== Dataset extract

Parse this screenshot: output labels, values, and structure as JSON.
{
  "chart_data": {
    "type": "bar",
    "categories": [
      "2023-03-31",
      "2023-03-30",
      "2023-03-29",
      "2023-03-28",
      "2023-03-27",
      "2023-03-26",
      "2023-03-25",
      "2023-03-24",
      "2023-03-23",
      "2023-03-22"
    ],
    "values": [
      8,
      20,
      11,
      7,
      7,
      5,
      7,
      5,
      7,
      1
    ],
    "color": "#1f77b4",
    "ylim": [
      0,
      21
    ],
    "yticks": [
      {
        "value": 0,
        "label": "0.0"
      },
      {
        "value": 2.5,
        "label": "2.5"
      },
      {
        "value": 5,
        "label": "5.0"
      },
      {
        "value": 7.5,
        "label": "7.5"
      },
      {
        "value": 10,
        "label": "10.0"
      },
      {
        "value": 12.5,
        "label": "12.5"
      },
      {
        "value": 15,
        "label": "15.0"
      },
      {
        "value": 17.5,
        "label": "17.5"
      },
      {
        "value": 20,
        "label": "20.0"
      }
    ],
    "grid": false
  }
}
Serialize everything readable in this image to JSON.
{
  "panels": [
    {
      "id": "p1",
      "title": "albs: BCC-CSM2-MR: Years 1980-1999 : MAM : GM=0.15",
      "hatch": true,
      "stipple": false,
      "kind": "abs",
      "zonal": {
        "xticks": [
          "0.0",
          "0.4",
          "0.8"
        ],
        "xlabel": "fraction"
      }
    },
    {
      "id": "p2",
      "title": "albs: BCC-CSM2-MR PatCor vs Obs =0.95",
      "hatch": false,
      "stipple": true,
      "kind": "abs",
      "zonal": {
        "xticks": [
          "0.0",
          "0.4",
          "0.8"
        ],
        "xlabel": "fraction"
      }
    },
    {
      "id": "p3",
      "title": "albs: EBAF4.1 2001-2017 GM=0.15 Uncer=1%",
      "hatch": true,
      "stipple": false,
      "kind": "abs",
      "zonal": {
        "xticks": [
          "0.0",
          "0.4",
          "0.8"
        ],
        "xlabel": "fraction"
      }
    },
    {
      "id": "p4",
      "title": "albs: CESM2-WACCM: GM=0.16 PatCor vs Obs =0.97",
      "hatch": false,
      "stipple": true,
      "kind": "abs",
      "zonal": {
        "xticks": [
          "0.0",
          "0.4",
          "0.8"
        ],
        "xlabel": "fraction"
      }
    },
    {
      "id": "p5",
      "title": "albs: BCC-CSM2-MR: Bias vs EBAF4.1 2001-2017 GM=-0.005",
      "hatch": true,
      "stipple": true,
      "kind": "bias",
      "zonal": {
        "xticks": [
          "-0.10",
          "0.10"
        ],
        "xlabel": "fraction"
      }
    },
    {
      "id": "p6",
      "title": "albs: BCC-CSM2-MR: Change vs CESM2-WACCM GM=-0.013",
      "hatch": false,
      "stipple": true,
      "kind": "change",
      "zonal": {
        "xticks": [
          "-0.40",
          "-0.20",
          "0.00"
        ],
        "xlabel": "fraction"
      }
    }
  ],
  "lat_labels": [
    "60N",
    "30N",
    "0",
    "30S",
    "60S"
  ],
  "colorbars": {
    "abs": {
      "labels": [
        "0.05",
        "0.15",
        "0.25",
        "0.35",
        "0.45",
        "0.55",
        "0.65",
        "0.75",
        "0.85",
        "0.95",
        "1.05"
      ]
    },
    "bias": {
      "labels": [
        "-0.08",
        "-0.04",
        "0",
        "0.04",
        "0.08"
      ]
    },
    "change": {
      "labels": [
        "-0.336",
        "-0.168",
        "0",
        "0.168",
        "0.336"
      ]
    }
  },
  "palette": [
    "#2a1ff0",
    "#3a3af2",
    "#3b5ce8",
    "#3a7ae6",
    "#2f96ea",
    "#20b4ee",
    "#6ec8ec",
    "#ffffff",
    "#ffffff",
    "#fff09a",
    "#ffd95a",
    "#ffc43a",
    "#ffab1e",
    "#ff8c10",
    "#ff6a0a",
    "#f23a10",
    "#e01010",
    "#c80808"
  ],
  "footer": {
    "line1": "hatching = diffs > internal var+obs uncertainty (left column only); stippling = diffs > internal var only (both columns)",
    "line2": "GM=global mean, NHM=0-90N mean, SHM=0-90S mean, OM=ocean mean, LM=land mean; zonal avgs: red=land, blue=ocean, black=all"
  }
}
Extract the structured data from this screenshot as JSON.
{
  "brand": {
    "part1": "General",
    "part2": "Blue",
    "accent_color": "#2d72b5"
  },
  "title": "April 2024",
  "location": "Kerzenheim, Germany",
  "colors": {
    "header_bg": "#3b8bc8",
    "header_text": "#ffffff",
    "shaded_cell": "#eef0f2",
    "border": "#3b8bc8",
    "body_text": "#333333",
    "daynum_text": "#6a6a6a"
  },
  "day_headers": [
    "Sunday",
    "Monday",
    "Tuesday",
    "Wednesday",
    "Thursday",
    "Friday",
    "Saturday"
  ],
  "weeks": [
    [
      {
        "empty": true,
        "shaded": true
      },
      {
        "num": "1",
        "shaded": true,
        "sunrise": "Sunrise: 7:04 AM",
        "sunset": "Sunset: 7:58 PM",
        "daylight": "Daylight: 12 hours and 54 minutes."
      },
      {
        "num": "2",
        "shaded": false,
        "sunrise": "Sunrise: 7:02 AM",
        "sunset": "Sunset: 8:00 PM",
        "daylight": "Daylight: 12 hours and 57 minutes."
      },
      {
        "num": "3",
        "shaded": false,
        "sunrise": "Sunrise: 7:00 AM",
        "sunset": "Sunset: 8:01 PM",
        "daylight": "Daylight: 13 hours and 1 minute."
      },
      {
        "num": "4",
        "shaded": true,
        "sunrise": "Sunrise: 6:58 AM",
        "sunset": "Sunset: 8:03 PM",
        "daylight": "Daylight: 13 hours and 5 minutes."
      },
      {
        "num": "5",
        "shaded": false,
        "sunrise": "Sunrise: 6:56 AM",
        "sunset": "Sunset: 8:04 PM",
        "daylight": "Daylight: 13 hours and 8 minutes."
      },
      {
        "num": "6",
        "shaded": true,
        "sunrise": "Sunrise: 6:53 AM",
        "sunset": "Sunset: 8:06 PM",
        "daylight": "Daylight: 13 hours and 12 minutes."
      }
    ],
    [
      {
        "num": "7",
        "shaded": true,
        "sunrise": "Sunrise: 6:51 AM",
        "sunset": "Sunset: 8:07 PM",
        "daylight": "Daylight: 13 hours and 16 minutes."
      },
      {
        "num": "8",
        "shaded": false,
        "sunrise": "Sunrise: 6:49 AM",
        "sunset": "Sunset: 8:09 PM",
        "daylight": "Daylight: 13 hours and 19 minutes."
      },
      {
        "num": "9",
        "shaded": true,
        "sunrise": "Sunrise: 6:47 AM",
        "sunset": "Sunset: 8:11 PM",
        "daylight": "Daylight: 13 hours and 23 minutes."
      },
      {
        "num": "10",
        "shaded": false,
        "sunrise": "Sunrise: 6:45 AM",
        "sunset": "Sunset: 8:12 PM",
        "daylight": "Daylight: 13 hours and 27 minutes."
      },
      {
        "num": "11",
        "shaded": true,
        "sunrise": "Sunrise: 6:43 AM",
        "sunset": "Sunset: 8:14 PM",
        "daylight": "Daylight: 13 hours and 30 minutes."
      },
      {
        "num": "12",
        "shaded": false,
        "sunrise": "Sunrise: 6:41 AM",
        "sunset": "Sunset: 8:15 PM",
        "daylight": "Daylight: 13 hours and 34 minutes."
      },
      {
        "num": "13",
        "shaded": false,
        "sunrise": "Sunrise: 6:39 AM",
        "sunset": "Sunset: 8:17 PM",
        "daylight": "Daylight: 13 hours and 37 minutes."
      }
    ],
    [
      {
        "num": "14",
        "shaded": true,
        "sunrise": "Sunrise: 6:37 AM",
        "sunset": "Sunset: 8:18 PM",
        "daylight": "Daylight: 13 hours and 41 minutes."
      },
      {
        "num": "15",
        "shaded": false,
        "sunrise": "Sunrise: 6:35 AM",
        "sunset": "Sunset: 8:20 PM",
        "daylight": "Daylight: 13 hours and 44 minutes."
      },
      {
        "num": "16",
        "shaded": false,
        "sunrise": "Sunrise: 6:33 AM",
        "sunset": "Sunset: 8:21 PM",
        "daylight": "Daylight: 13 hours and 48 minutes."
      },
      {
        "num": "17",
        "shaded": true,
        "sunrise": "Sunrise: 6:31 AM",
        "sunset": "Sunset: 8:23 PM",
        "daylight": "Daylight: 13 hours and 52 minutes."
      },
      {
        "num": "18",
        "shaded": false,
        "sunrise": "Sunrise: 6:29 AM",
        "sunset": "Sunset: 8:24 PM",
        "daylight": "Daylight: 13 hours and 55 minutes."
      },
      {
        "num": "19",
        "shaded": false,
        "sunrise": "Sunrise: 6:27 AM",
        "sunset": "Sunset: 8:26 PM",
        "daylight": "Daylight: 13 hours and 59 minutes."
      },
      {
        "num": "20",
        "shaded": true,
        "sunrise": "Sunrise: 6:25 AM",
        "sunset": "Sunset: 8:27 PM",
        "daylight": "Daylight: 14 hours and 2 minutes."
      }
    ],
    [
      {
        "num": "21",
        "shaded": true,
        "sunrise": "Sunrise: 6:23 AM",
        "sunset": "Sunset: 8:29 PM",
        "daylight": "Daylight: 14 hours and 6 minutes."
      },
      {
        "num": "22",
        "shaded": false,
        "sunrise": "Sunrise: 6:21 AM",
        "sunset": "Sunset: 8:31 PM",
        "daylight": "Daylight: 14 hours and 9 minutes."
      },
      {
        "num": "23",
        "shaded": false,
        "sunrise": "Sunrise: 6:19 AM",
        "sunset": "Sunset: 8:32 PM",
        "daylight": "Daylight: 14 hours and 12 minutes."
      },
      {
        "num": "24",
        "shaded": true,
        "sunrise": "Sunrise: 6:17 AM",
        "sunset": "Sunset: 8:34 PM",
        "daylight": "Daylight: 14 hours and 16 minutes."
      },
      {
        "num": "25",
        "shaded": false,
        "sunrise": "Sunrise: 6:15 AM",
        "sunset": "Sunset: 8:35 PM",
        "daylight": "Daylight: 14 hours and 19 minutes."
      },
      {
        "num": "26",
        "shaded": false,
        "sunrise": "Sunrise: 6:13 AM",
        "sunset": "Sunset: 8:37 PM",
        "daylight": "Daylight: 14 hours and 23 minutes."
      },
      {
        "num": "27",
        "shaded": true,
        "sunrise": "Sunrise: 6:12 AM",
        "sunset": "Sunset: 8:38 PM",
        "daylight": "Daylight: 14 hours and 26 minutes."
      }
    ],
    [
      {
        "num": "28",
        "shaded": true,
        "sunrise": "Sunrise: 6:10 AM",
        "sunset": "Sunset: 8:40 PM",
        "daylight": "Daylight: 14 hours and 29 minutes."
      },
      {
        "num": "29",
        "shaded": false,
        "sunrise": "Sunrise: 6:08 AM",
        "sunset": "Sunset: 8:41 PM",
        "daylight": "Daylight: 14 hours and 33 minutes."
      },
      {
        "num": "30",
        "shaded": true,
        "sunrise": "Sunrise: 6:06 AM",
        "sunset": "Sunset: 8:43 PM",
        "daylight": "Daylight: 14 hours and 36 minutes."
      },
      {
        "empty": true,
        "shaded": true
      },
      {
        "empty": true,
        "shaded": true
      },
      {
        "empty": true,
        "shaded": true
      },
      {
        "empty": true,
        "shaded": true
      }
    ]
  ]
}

====

> **Directions for this task**: Lines of the material that contain the word "screenshot" are to be gathered.

> **The answer**:
Parse this screenshot: output labels, values, and structure as JSON.
Extract the structured data from this screenshot as JSON.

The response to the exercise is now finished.